§ **What the exercise asks**
For the data that follows, report how many lines contain the word "UMAP", and nothing else.

§ **Data to use**
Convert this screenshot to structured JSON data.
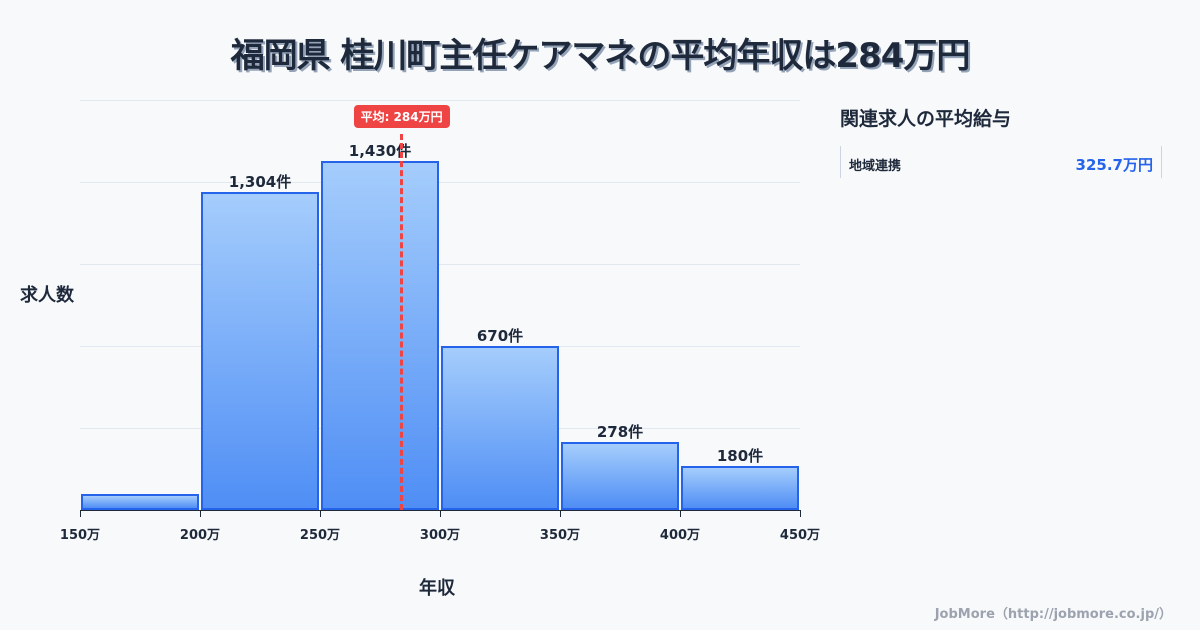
{
  "title": "福岡県 桂川町主任ケアマネの平均年収は284万円",
  "axes": {
    "ylabel": "求人数",
    "xlabel": "年収"
  },
  "mean": {
    "label": "平均: 284万円",
    "value": 284,
    "color": "#ef4444"
  },
  "sidebar": {
    "title": "関連求人の平均給与",
    "items": [
      {
        "name": "地域連携",
        "value": "325.7万円"
      }
    ]
  },
  "footer": "JobMore（http://jobmore.co.jp/）",
  "colors": {
    "bar_border": "#2563eb",
    "bar_top": "#a5cdfc",
    "bar_bottom": "#4f8ef5",
    "accent": "#2563eb"
  },
  "chart_data": {
    "type": "bar",
    "title": "福岡県 桂川町主任ケアマネの平均年収は284万円",
    "xlabel": "年収",
    "ylabel": "求人数",
    "bins": [
      "150万",
      "200万",
      "250万",
      "300万",
      "350万",
      "400万",
      "450万"
    ],
    "categories": [
      "150-200万",
      "200-250万",
      "250-300万",
      "300-350万",
      "350-400万",
      "400-450万"
    ],
    "values": [
      66,
      1304,
      1430,
      670,
      278,
      180
    ],
    "value_labels": [
      "",
      "1,304件",
      "1,430件",
      "670件",
      "278件",
      "180件"
    ],
    "mean_line": 284,
    "ylim": [
      0,
      1680
    ],
    "grid": true,
    "legend": null
  }
}
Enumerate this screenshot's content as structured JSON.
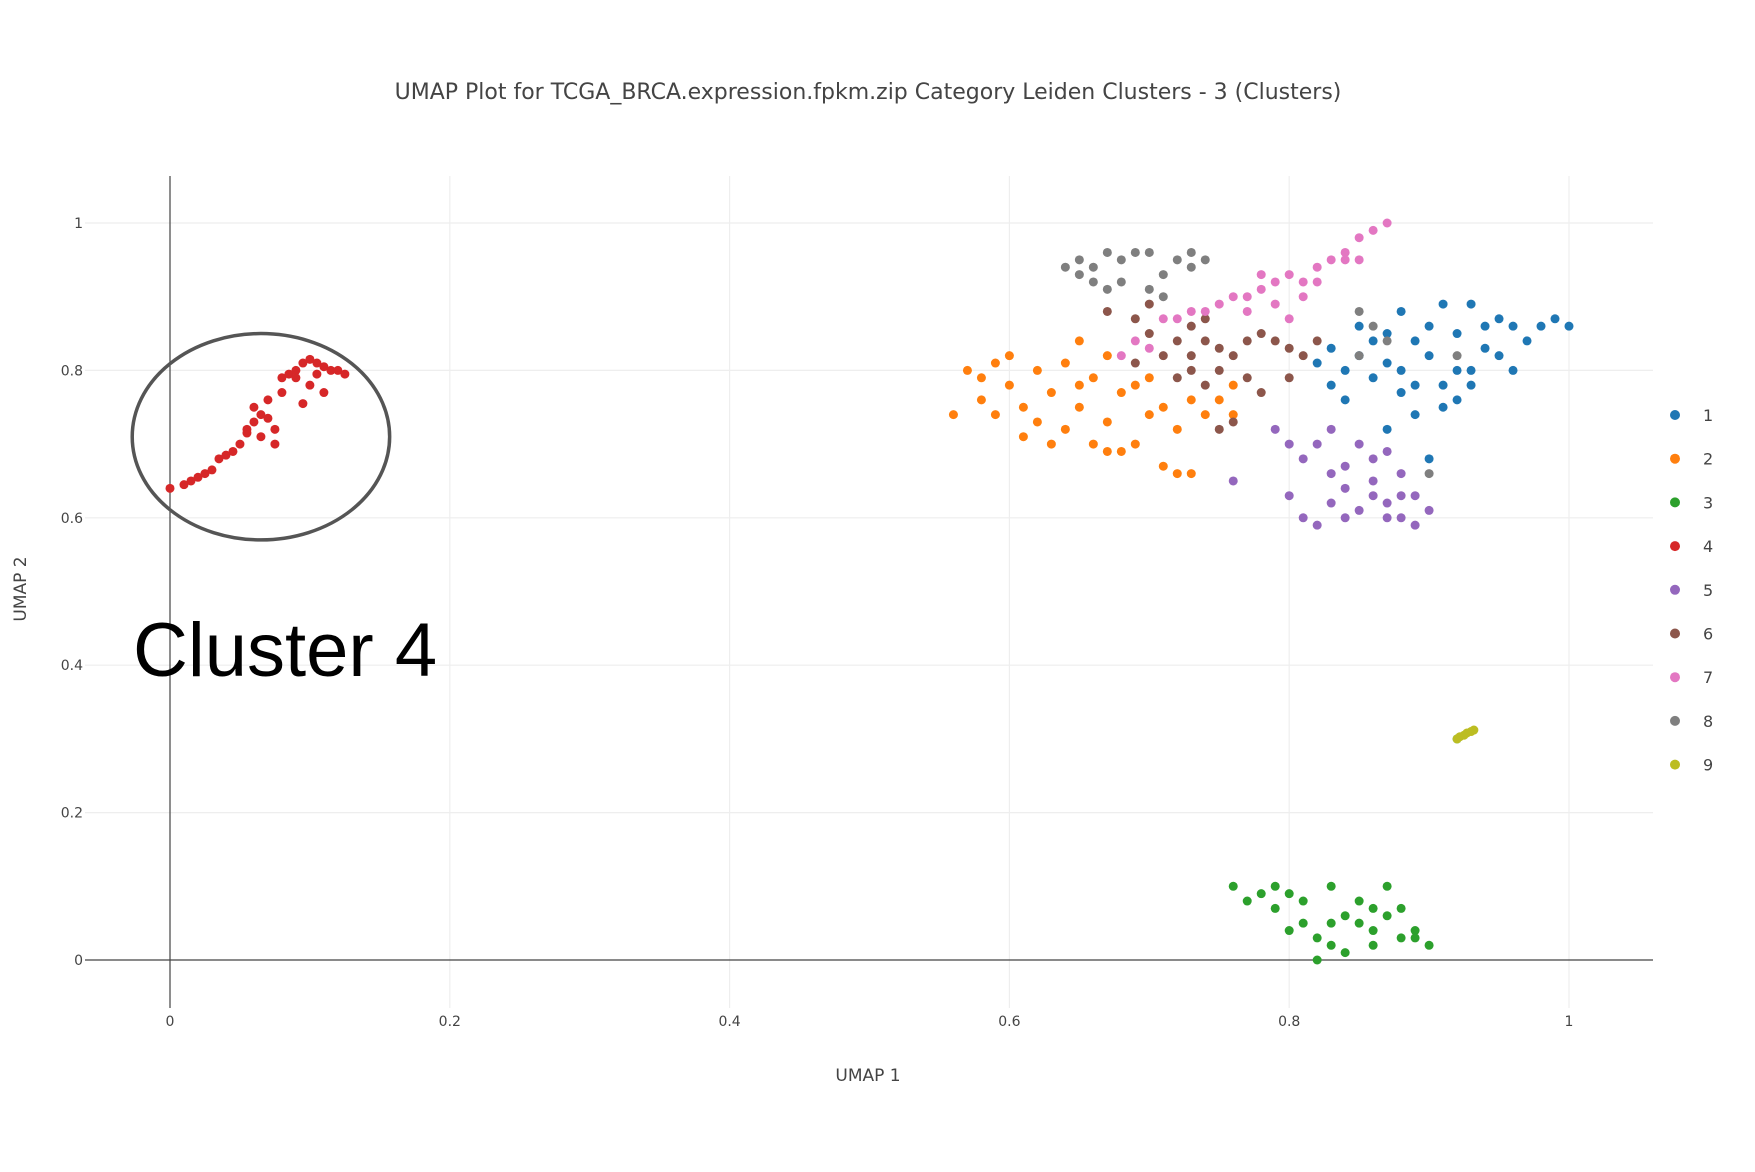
{
  "chart_data": {
    "type": "scatter",
    "title": "UMAP Plot for TCGA_BRCA.expression.fpkm.zip Category Leiden Clusters - 3 (Clusters)",
    "xlabel": "UMAP 1",
    "ylabel": "UMAP 2",
    "xlim": [
      -0.06,
      1.06
    ],
    "ylim": [
      -0.06,
      1.06
    ],
    "x_ticks": [
      0,
      0.2,
      0.4,
      0.6,
      0.8,
      1
    ],
    "y_ticks": [
      0,
      0.2,
      0.4,
      0.6,
      0.8,
      1
    ],
    "x_tick_labels": [
      "0",
      "0.2",
      "0.4",
      "0.6",
      "0.8",
      "1"
    ],
    "y_tick_labels": [
      "0",
      "0.2",
      "0.4",
      "0.6",
      "0.8",
      "1"
    ],
    "grid": true,
    "legend_position": "right",
    "annotation": {
      "text": "Cluster 4",
      "circle_center": [
        0.065,
        0.71
      ],
      "circle_radius_x": 0.092,
      "circle_radius_y": 0.14
    },
    "series": [
      {
        "name": "1",
        "color": "#1f77b4",
        "points": [
          [
            0.83,
            0.83
          ],
          [
            0.85,
            0.86
          ],
          [
            0.87,
            0.81
          ],
          [
            0.88,
            0.77
          ],
          [
            0.9,
            0.82
          ],
          [
            0.92,
            0.85
          ],
          [
            0.94,
            0.83
          ],
          [
            0.95,
            0.87
          ],
          [
            0.96,
            0.86
          ],
          [
            0.98,
            0.86
          ],
          [
            0.99,
            0.87
          ],
          [
            1.0,
            0.86
          ],
          [
            0.86,
            0.79
          ],
          [
            0.89,
            0.74
          ],
          [
            0.91,
            0.78
          ],
          [
            0.93,
            0.8
          ],
          [
            0.95,
            0.82
          ],
          [
            0.97,
            0.84
          ],
          [
            0.84,
            0.76
          ],
          [
            0.87,
            0.72
          ],
          [
            0.9,
            0.68
          ],
          [
            0.92,
            0.76
          ],
          [
            0.82,
            0.81
          ],
          [
            0.86,
            0.84
          ],
          [
            0.88,
            0.88
          ],
          [
            0.91,
            0.89
          ],
          [
            0.93,
            0.89
          ],
          [
            0.94,
            0.86
          ],
          [
            0.96,
            0.8
          ],
          [
            0.89,
            0.84
          ],
          [
            0.85,
            0.82
          ],
          [
            0.83,
            0.78
          ],
          [
            0.88,
            0.8
          ],
          [
            0.9,
            0.86
          ],
          [
            0.92,
            0.8
          ],
          [
            0.87,
            0.85
          ],
          [
            0.84,
            0.8
          ],
          [
            0.89,
            0.78
          ],
          [
            0.91,
            0.75
          ],
          [
            0.93,
            0.78
          ]
        ]
      },
      {
        "name": "2",
        "color": "#ff7f0e",
        "points": [
          [
            0.57,
            0.8
          ],
          [
            0.58,
            0.76
          ],
          [
            0.59,
            0.74
          ],
          [
            0.6,
            0.78
          ],
          [
            0.61,
            0.75
          ],
          [
            0.62,
            0.8
          ],
          [
            0.63,
            0.77
          ],
          [
            0.64,
            0.72
          ],
          [
            0.65,
            0.75
          ],
          [
            0.66,
            0.79
          ],
          [
            0.67,
            0.73
          ],
          [
            0.68,
            0.77
          ],
          [
            0.69,
            0.7
          ],
          [
            0.7,
            0.74
          ],
          [
            0.71,
            0.67
          ],
          [
            0.72,
            0.66
          ],
          [
            0.73,
            0.66
          ],
          [
            0.74,
            0.74
          ],
          [
            0.75,
            0.76
          ],
          [
            0.76,
            0.78
          ],
          [
            0.6,
            0.82
          ],
          [
            0.62,
            0.73
          ],
          [
            0.64,
            0.81
          ],
          [
            0.65,
            0.84
          ],
          [
            0.67,
            0.69
          ],
          [
            0.68,
            0.69
          ],
          [
            0.7,
            0.79
          ],
          [
            0.63,
            0.7
          ],
          [
            0.66,
            0.7
          ],
          [
            0.58,
            0.79
          ],
          [
            0.61,
            0.71
          ],
          [
            0.69,
            0.78
          ],
          [
            0.72,
            0.72
          ],
          [
            0.76,
            0.74
          ],
          [
            0.56,
            0.74
          ],
          [
            0.65,
            0.78
          ],
          [
            0.67,
            0.82
          ],
          [
            0.71,
            0.75
          ],
          [
            0.73,
            0.76
          ],
          [
            0.59,
            0.81
          ]
        ]
      },
      {
        "name": "3",
        "color": "#2ca02c",
        "points": [
          [
            0.76,
            0.1
          ],
          [
            0.78,
            0.09
          ],
          [
            0.79,
            0.07
          ],
          [
            0.8,
            0.04
          ],
          [
            0.81,
            0.05
          ],
          [
            0.82,
            0.03
          ],
          [
            0.82,
            0.0
          ],
          [
            0.83,
            0.02
          ],
          [
            0.84,
            0.06
          ],
          [
            0.85,
            0.08
          ],
          [
            0.86,
            0.04
          ],
          [
            0.87,
            0.1
          ],
          [
            0.88,
            0.07
          ],
          [
            0.88,
            0.03
          ],
          [
            0.89,
            0.04
          ],
          [
            0.9,
            0.02
          ],
          [
            0.8,
            0.09
          ],
          [
            0.83,
            0.1
          ],
          [
            0.86,
            0.02
          ],
          [
            0.81,
            0.08
          ],
          [
            0.84,
            0.01
          ],
          [
            0.85,
            0.05
          ],
          [
            0.87,
            0.06
          ],
          [
            0.79,
            0.1
          ],
          [
            0.77,
            0.08
          ],
          [
            0.83,
            0.05
          ],
          [
            0.86,
            0.07
          ],
          [
            0.89,
            0.03
          ],
          [
            0.92,
            0.3
          ]
        ]
      },
      {
        "name": "4",
        "color": "#d62728",
        "points": [
          [
            0.0,
            0.64
          ],
          [
            0.01,
            0.645
          ],
          [
            0.015,
            0.65
          ],
          [
            0.02,
            0.655
          ],
          [
            0.025,
            0.66
          ],
          [
            0.03,
            0.665
          ],
          [
            0.035,
            0.68
          ],
          [
            0.04,
            0.685
          ],
          [
            0.045,
            0.69
          ],
          [
            0.05,
            0.7
          ],
          [
            0.055,
            0.72
          ],
          [
            0.06,
            0.73
          ],
          [
            0.065,
            0.74
          ],
          [
            0.07,
            0.735
          ],
          [
            0.075,
            0.72
          ],
          [
            0.08,
            0.79
          ],
          [
            0.085,
            0.795
          ],
          [
            0.09,
            0.8
          ],
          [
            0.095,
            0.81
          ],
          [
            0.1,
            0.815
          ],
          [
            0.105,
            0.81
          ],
          [
            0.11,
            0.805
          ],
          [
            0.115,
            0.8
          ],
          [
            0.12,
            0.8
          ],
          [
            0.125,
            0.795
          ],
          [
            0.06,
            0.75
          ],
          [
            0.07,
            0.76
          ],
          [
            0.08,
            0.77
          ],
          [
            0.1,
            0.78
          ],
          [
            0.11,
            0.77
          ],
          [
            0.095,
            0.755
          ],
          [
            0.065,
            0.71
          ],
          [
            0.075,
            0.7
          ],
          [
            0.055,
            0.715
          ],
          [
            0.09,
            0.79
          ],
          [
            0.105,
            0.795
          ]
        ]
      },
      {
        "name": "5",
        "color": "#9467bd",
        "points": [
          [
            0.81,
            0.6
          ],
          [
            0.82,
            0.59
          ],
          [
            0.83,
            0.62
          ],
          [
            0.84,
            0.64
          ],
          [
            0.85,
            0.61
          ],
          [
            0.86,
            0.63
          ],
          [
            0.87,
            0.62
          ],
          [
            0.88,
            0.6
          ],
          [
            0.89,
            0.59
          ],
          [
            0.89,
            0.63
          ],
          [
            0.9,
            0.61
          ],
          [
            0.88,
            0.66
          ],
          [
            0.86,
            0.68
          ],
          [
            0.85,
            0.7
          ],
          [
            0.83,
            0.72
          ],
          [
            0.82,
            0.7
          ],
          [
            0.84,
            0.67
          ],
          [
            0.87,
            0.69
          ],
          [
            0.79,
            0.72
          ],
          [
            0.8,
            0.7
          ],
          [
            0.81,
            0.68
          ],
          [
            0.86,
            0.65
          ],
          [
            0.88,
            0.63
          ],
          [
            0.84,
            0.6
          ],
          [
            0.87,
            0.6
          ],
          [
            0.76,
            0.65
          ],
          [
            0.8,
            0.63
          ],
          [
            0.83,
            0.66
          ]
        ]
      },
      {
        "name": "6",
        "color": "#8c564b",
        "points": [
          [
            0.67,
            0.88
          ],
          [
            0.69,
            0.87
          ],
          [
            0.7,
            0.85
          ],
          [
            0.71,
            0.82
          ],
          [
            0.72,
            0.84
          ],
          [
            0.73,
            0.82
          ],
          [
            0.73,
            0.86
          ],
          [
            0.74,
            0.84
          ],
          [
            0.75,
            0.83
          ],
          [
            0.76,
            0.82
          ],
          [
            0.77,
            0.84
          ],
          [
            0.78,
            0.85
          ],
          [
            0.79,
            0.84
          ],
          [
            0.8,
            0.83
          ],
          [
            0.81,
            0.82
          ],
          [
            0.82,
            0.84
          ],
          [
            0.75,
            0.8
          ],
          [
            0.77,
            0.79
          ],
          [
            0.74,
            0.78
          ],
          [
            0.76,
            0.73
          ],
          [
            0.75,
            0.72
          ],
          [
            0.72,
            0.79
          ],
          [
            0.69,
            0.81
          ],
          [
            0.78,
            0.77
          ],
          [
            0.8,
            0.79
          ],
          [
            0.74,
            0.87
          ],
          [
            0.7,
            0.89
          ],
          [
            0.73,
            0.8
          ]
        ]
      },
      {
        "name": "7",
        "color": "#e377c2",
        "points": [
          [
            0.71,
            0.87
          ],
          [
            0.73,
            0.88
          ],
          [
            0.74,
            0.88
          ],
          [
            0.75,
            0.89
          ],
          [
            0.76,
            0.9
          ],
          [
            0.77,
            0.9
          ],
          [
            0.78,
            0.91
          ],
          [
            0.78,
            0.93
          ],
          [
            0.79,
            0.92
          ],
          [
            0.8,
            0.93
          ],
          [
            0.81,
            0.92
          ],
          [
            0.82,
            0.94
          ],
          [
            0.83,
            0.95
          ],
          [
            0.84,
            0.96
          ],
          [
            0.85,
            0.98
          ],
          [
            0.86,
            0.99
          ],
          [
            0.87,
            1.0
          ],
          [
            0.84,
            0.95
          ],
          [
            0.82,
            0.92
          ],
          [
            0.79,
            0.89
          ],
          [
            0.8,
            0.87
          ],
          [
            0.77,
            0.88
          ],
          [
            0.72,
            0.87
          ],
          [
            0.69,
            0.84
          ],
          [
            0.68,
            0.82
          ],
          [
            0.7,
            0.83
          ],
          [
            0.81,
            0.9
          ],
          [
            0.85,
            0.95
          ]
        ]
      },
      {
        "name": "8",
        "color": "#7f7f7f",
        "points": [
          [
            0.64,
            0.94
          ],
          [
            0.65,
            0.93
          ],
          [
            0.65,
            0.95
          ],
          [
            0.66,
            0.94
          ],
          [
            0.67,
            0.96
          ],
          [
            0.68,
            0.95
          ],
          [
            0.69,
            0.96
          ],
          [
            0.7,
            0.96
          ],
          [
            0.71,
            0.93
          ],
          [
            0.72,
            0.95
          ],
          [
            0.73,
            0.96
          ],
          [
            0.74,
            0.95
          ],
          [
            0.66,
            0.92
          ],
          [
            0.67,
            0.91
          ],
          [
            0.7,
            0.91
          ],
          [
            0.71,
            0.9
          ],
          [
            0.73,
            0.94
          ],
          [
            0.68,
            0.92
          ],
          [
            0.85,
            0.88
          ],
          [
            0.86,
            0.86
          ],
          [
            0.85,
            0.82
          ],
          [
            0.9,
            0.66
          ],
          [
            0.92,
            0.82
          ],
          [
            0.87,
            0.84
          ]
        ]
      },
      {
        "name": "9",
        "color": "#bcbd22",
        "points": [
          [
            0.92,
            0.3
          ],
          [
            0.925,
            0.305
          ],
          [
            0.93,
            0.31
          ],
          [
            0.927,
            0.308
          ],
          [
            0.922,
            0.303
          ],
          [
            0.932,
            0.312
          ]
        ]
      }
    ]
  }
}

§ **Answer to this task**
3